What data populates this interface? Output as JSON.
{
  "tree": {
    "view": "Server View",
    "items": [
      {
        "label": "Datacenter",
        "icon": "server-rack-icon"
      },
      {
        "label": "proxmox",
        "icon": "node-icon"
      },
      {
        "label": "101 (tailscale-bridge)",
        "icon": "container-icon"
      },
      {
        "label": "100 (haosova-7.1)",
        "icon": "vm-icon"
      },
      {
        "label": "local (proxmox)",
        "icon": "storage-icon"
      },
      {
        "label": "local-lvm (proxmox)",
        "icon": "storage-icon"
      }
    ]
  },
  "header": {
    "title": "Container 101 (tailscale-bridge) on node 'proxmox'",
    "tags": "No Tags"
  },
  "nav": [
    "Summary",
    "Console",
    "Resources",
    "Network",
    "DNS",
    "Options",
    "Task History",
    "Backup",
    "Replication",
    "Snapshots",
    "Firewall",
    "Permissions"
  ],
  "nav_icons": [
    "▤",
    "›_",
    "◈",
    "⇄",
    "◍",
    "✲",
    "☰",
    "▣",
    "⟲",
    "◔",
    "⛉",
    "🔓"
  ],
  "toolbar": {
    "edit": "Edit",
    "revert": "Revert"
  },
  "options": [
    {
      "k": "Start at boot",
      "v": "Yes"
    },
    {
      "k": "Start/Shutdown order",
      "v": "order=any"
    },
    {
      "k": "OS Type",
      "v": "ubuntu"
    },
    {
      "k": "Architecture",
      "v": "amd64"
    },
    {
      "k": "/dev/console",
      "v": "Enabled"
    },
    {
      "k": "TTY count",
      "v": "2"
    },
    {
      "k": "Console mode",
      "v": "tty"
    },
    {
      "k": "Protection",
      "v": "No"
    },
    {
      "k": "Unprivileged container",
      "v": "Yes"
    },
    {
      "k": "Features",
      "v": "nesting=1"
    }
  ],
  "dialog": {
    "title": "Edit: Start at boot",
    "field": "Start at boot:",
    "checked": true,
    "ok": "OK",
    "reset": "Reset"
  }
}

> **REQUIRED TASK**: All lines above containing the string "title" are to be collected.

> **RESULT**:
    "title": "Container 101 (tailscale-bridge) on node 'proxmox'",
    "title": "Edit: Start at boot",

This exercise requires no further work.